In the listing below, copy out word for word the lines from the one containing "ring-card-november: GNOCE November" through the one containing "month-label: October xyxy=(109,940,224,975)", keeping both of those lines.

Image element box listing
○ ○ ○ ○

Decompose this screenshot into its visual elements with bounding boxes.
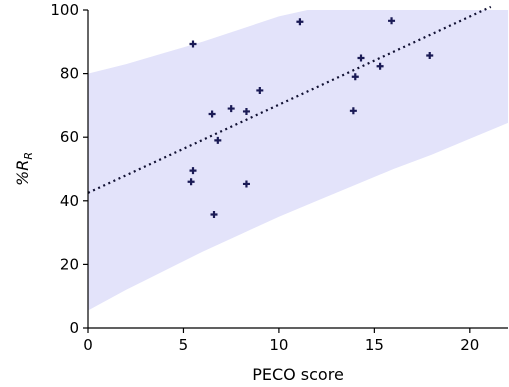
- data-point: [296, 18, 304, 26]
- y-tick-label: 20: [60, 255, 79, 273]
- y-axis-label: %RR: [13, 152, 35, 186]
- data-point: [189, 167, 197, 175]
- trend-line: [87, 5, 492, 194]
- axes: [87, 10, 508, 329]
- data-point: [214, 136, 222, 144]
- data-point: [227, 105, 235, 113]
- y-tick-label: 40: [60, 192, 79, 210]
- x-tick-label: 15: [365, 336, 384, 354]
- y-tick-label: 80: [60, 65, 79, 83]
- data-point: [208, 110, 216, 118]
- data-point: [349, 107, 357, 115]
- y-tick-label: 100: [50, 1, 79, 19]
- data-point: [189, 40, 197, 48]
- data-point: [426, 51, 434, 59]
- x-axis-label: PECO score: [252, 365, 344, 384]
- x-axis-ticks: 0 5 10 15 20: [83, 328, 479, 354]
- data-point: [256, 86, 264, 94]
- x-tick-label: 10: [269, 336, 288, 354]
- data-points: [187, 17, 434, 218]
- data-point: [376, 62, 384, 70]
- x-tick-label: 5: [179, 336, 189, 354]
- data-point: [242, 180, 250, 188]
- data-point: [187, 178, 195, 186]
- data-point: [242, 107, 250, 115]
- y-axis-label-main: %R: [13, 160, 32, 186]
- y-axis-label-subscript: R: [22, 152, 35, 160]
- data-point: [357, 54, 365, 62]
- confidence-band: [88, 10, 508, 311]
- x-tick-label: 20: [460, 336, 479, 354]
- y-tick-label: 60: [60, 128, 79, 146]
- y-tick-label: 0: [69, 319, 79, 337]
- y-axis-ticks: 0 20 40 60 80 100: [50, 1, 88, 337]
- x-tick-label: 0: [83, 336, 93, 354]
- data-point: [351, 73, 359, 81]
- data-point: [210, 210, 218, 218]
- data-point: [388, 17, 396, 25]
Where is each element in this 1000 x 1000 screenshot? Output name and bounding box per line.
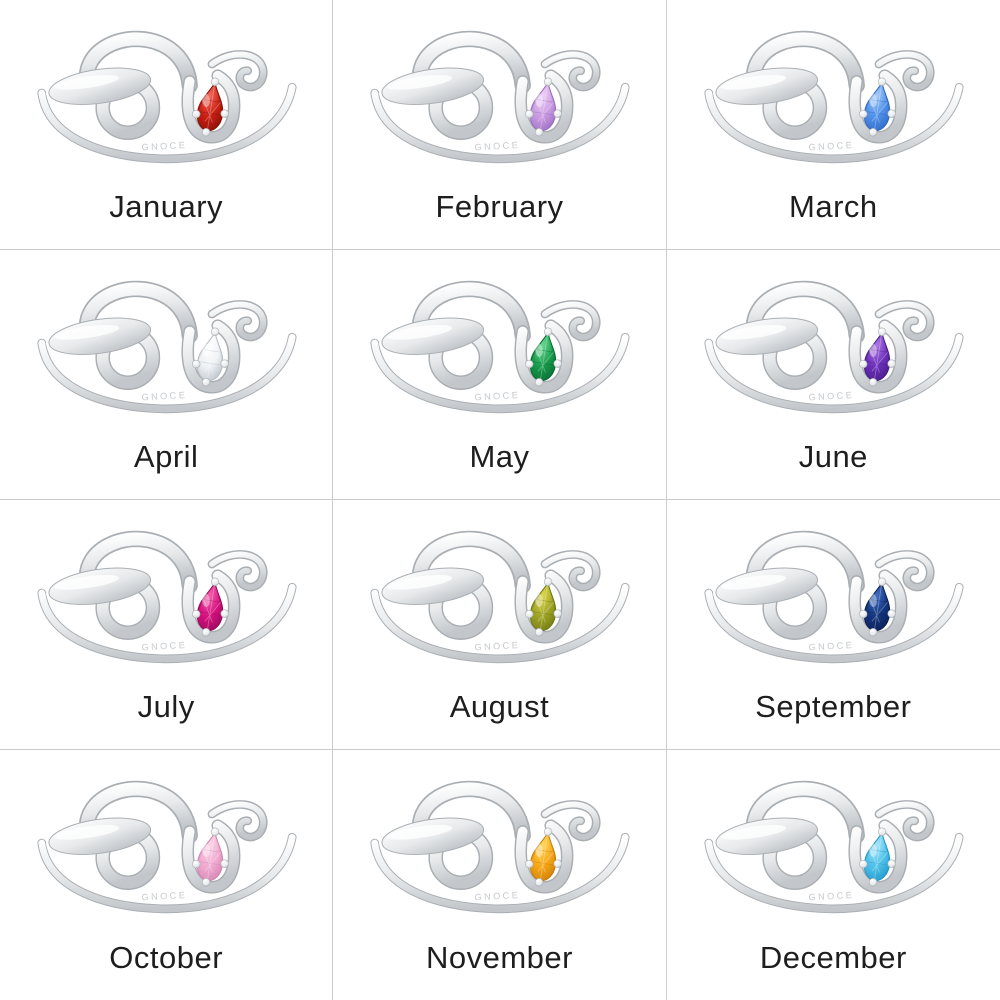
ring-card-november: GNOCE November xyxy=(333,750,667,1000)
svg-text:GNOCE: GNOCE xyxy=(475,890,521,902)
month-label: June xyxy=(798,439,868,474)
ring-card-april: GNOCE April xyxy=(0,250,334,500)
ring-card-march: GNOCE March xyxy=(666,0,1000,250)
ring-card-september: GNOCE September xyxy=(666,500,1000,750)
month-label: July xyxy=(137,689,195,724)
birthstone-ring-image: GNOCE xyxy=(672,516,994,674)
month-label: October xyxy=(109,940,224,975)
svg-text:GNOCE: GNOCE xyxy=(809,640,855,652)
month-label: September xyxy=(755,689,912,724)
birthstone-ring-image: GNOCE xyxy=(338,516,660,674)
birthstone-ring-image: GNOCE xyxy=(5,766,327,924)
birthstone-ring-image: GNOCE xyxy=(338,266,660,424)
birthstone-ring-image: GNOCE xyxy=(5,16,327,174)
ring-card-february: GNOCE February xyxy=(333,0,667,250)
svg-text:GNOCE: GNOCE xyxy=(809,140,855,152)
birthstone-ring-image: GNOCE xyxy=(338,766,660,924)
month-label: August xyxy=(449,689,550,724)
svg-text:GNOCE: GNOCE xyxy=(475,640,521,652)
svg-text:GNOCE: GNOCE xyxy=(141,890,187,902)
svg-text:GNOCE: GNOCE xyxy=(141,140,187,152)
ring-card-june: GNOCE June xyxy=(666,250,1000,500)
birthstone-ring-image: GNOCE xyxy=(5,516,327,674)
birthstone-ring-image: GNOCE xyxy=(672,16,994,174)
svg-text:GNOCE: GNOCE xyxy=(809,890,855,902)
month-label: November xyxy=(425,940,573,975)
month-label: April xyxy=(133,439,199,474)
svg-text:GNOCE: GNOCE xyxy=(141,640,187,652)
month-label: December xyxy=(759,940,907,975)
svg-text:GNOCE: GNOCE xyxy=(475,140,521,152)
ring-card-july: GNOCE July xyxy=(0,500,334,750)
birthstone-ring-image: GNOCE xyxy=(338,16,660,174)
ring-card-december: GNOCE December xyxy=(666,750,1000,1000)
ring-card-may: GNOCE May xyxy=(333,250,667,500)
ring-card-august: GNOCE August xyxy=(333,500,667,750)
month-label: March xyxy=(789,189,878,224)
month-label: January xyxy=(109,189,224,224)
month-label: February xyxy=(435,189,564,224)
birthstone-ring-image: GNOCE xyxy=(5,266,327,424)
birthstone-ring-image: GNOCE xyxy=(672,266,994,424)
ring-card-january: GNOCE January xyxy=(0,0,334,250)
birthstone-ring-image: GNOCE xyxy=(672,766,994,924)
svg-text:GNOCE: GNOCE xyxy=(141,390,187,402)
month-label: May xyxy=(469,439,530,474)
svg-text:GNOCE: GNOCE xyxy=(809,390,855,402)
svg-text:GNOCE: GNOCE xyxy=(475,390,521,402)
ring-card-october: GNOCE October xyxy=(0,750,334,1000)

○ ○ ○ ○

• [Exercise answer]
ring-card-november: GNOCE November xyxy=(333,750,667,1000)
svg-text:GNOCE: GNOCE xyxy=(475,890,521,902)
month-label: June xyxy=(798,439,868,474)
ring-card-april: GNOCE April xyxy=(0,250,334,500)
ring-card-march: GNOCE March xyxy=(666,0,1000,250)
ring-card-september: GNOCE September xyxy=(666,500,1000,750)
month-label: July xyxy=(137,689,195,724)
birthstone-ring-image: GNOCE xyxy=(672,516,994,674)
month-label: October xyxy=(109,940,224,975)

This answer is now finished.